- **What is expected**: In the material below, find all lines with the string "不断增强" and copy them.
※
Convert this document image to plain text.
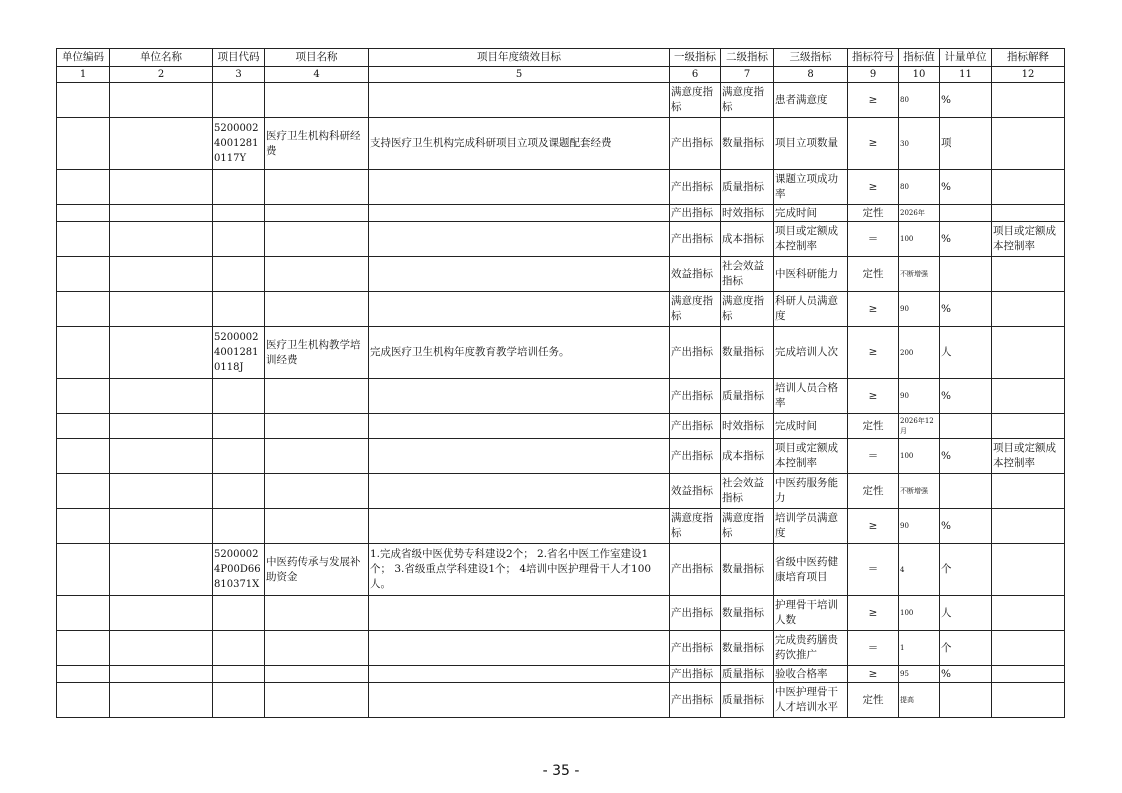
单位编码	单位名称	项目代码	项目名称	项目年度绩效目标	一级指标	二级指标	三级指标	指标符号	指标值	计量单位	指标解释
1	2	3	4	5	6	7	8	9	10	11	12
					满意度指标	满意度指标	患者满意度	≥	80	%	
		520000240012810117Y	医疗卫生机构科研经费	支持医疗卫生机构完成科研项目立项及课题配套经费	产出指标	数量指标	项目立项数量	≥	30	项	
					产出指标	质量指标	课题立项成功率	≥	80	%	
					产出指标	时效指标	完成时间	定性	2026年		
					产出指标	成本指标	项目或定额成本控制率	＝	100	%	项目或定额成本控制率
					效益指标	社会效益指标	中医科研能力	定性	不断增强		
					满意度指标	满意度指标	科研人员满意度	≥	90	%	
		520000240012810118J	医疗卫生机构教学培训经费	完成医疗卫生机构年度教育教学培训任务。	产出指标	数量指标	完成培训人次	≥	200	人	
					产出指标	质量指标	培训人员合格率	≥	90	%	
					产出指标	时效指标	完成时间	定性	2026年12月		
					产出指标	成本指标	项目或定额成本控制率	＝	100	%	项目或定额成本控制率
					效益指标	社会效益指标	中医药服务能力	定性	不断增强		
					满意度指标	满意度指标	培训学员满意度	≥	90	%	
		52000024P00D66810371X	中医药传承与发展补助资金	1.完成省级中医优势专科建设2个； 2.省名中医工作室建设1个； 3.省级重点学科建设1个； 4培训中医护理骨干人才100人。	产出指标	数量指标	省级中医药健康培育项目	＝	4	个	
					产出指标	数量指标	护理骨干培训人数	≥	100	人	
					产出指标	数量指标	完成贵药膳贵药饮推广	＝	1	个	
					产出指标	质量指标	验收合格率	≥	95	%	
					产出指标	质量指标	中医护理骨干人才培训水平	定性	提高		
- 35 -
※
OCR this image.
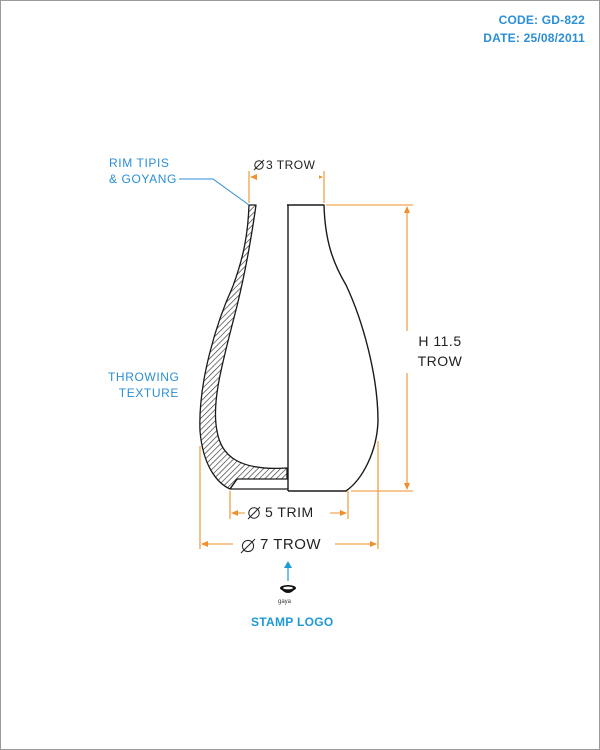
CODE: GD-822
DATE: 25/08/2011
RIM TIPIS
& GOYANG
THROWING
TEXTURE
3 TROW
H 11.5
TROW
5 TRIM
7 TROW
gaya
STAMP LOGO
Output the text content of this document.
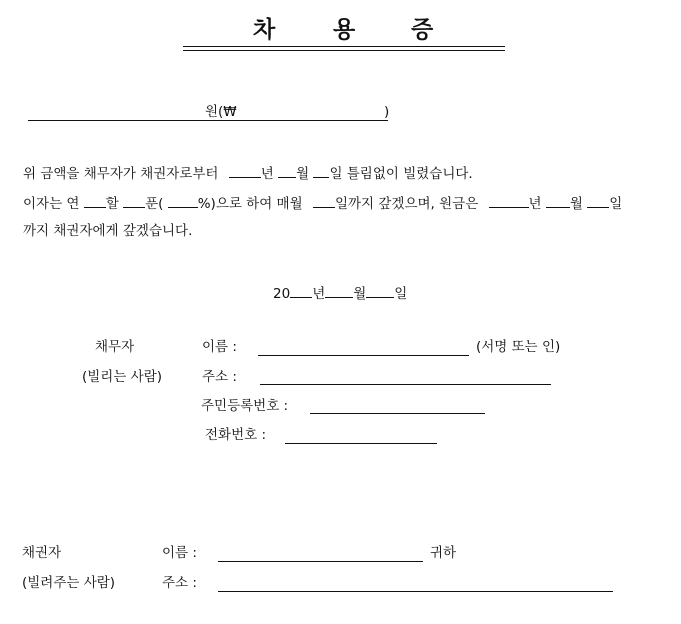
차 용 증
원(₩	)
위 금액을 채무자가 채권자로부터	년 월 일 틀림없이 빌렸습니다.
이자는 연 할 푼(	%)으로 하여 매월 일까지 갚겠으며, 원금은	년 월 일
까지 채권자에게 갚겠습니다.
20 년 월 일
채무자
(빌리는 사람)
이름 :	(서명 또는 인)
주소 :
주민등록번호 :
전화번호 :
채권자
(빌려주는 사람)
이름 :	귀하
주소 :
※
- **Finished exercise**:
					效益指标	社会效益指标	中医科研能力	定性	不断增强		
					效益指标	社会效益指标	中医药服务能力	定性	不断增强		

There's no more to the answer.